**Text under study:**

      You also place yourself in the same category as Holocaust deniers, and admit there is no reason to be remotely concerned by radically inconsistent history books all disagreeing on what happened in the past.

      As for science, with no objective truths, there are no rational reasons not to have faith healing or pyramid medicine or exorcism in the public hospitals. Because they are "relatively" true for some people, right?

      There is no rational reason to defend the germ theory of disease as against alternative pseudo-scientific medical theories, nor the idea the earth revolves around the sun as against geocentrism.

      In short, no rational foundation for science.

    6. No offense dude, but it seems like a technique of yours to go off on major tangents a commenter critiques you on this topic - maybe I’m wrong, but it happens consistently, as you surely can comprehend what you read here.

      No, I’m not a holocaust denier. (I’ll tell you, I did not see that coming.)
      And most of what you said there depends on me being a truth relativist, and I’m not.

      So back to the point.

      I’m simply making the case that it is metaphysically possible to do rational science whether that be social science or natural science and not be committed to objective truth.

      If we find out in the future that Isaac Newton was not committed to objective truth, that wouldn’t mean that what he did was to be regarded as irrational science.

**Exercise brief:** Print, word for word, the part of the exchange about objective truth that opens with the words containing "In short, no" and closes with "you read here.".

**Provided information:**
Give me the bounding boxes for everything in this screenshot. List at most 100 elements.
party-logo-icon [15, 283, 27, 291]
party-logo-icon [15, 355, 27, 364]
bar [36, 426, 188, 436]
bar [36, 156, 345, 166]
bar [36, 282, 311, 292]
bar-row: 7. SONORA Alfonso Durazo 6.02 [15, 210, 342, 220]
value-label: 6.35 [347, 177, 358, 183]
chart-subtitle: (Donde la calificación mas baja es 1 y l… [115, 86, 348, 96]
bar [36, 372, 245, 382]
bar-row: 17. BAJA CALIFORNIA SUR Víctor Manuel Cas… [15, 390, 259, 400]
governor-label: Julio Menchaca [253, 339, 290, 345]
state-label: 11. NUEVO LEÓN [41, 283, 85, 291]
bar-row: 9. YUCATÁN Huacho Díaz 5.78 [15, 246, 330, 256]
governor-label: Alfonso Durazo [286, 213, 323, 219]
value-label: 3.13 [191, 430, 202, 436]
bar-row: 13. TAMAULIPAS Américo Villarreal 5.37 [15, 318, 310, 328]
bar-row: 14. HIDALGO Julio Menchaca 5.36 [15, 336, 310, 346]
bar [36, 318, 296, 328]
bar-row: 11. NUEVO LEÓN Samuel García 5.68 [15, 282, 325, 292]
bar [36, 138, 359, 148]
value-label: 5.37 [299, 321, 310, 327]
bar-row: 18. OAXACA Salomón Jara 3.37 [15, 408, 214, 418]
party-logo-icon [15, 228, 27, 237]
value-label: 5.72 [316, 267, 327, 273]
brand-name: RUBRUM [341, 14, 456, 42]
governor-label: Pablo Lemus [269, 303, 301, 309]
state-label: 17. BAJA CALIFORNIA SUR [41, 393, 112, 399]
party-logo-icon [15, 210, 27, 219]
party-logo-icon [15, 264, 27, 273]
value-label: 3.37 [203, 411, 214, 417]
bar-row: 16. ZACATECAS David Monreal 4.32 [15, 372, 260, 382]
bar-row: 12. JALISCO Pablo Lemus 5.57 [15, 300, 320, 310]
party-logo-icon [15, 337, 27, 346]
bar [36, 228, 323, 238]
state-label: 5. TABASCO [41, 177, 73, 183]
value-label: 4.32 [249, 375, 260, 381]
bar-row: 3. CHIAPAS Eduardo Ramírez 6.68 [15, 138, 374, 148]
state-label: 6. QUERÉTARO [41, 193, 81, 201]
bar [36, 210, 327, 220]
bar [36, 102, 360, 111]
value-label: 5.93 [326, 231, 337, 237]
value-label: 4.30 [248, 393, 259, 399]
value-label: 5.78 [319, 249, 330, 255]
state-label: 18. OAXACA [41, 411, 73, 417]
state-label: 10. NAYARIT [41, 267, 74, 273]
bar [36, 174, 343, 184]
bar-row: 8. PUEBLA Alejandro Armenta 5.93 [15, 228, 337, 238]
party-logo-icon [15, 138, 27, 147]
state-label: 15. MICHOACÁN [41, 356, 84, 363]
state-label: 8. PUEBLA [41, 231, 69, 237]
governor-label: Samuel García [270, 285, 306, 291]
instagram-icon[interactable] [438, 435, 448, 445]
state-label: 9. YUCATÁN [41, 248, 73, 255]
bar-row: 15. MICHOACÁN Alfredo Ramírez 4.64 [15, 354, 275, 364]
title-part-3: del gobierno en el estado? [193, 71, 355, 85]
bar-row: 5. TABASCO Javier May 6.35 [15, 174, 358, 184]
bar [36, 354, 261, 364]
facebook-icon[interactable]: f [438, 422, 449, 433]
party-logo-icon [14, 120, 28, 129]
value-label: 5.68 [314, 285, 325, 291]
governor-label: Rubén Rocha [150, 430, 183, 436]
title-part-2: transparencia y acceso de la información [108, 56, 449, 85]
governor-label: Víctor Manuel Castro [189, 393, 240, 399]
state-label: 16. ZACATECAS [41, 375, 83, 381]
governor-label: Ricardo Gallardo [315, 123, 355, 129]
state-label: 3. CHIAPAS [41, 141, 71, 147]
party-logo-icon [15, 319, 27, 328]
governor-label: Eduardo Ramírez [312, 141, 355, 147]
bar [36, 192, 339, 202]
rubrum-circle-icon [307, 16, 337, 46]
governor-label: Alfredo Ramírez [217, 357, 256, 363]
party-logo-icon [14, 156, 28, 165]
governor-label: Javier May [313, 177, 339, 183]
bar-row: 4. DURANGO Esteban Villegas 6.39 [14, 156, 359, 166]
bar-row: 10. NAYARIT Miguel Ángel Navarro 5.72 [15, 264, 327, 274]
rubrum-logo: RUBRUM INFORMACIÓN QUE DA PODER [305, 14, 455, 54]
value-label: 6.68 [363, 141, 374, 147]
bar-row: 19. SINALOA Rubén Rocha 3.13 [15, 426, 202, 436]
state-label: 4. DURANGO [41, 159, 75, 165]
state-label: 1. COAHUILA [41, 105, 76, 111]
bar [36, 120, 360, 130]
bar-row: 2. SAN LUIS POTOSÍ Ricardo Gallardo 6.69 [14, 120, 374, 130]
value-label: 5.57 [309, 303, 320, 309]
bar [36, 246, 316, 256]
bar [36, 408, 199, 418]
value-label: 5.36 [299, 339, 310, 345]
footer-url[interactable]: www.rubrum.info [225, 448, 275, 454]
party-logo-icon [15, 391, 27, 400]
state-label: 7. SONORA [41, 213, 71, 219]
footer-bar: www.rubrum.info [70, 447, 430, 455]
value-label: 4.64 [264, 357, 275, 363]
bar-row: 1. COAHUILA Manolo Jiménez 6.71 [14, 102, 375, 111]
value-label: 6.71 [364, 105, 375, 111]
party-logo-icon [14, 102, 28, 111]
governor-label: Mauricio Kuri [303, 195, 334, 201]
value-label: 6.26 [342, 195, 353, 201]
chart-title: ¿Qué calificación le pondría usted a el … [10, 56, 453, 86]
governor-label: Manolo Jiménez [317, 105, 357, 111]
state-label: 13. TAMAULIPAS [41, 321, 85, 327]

**Task result:**
In short, no rational foundation for science.

    6. No offense dude, but it seems like a technique of yours to go off on major tangents a commenter critiques you on this topic - maybe I’m wrong, but it happens consistently, as you surely can comprehend what you read here.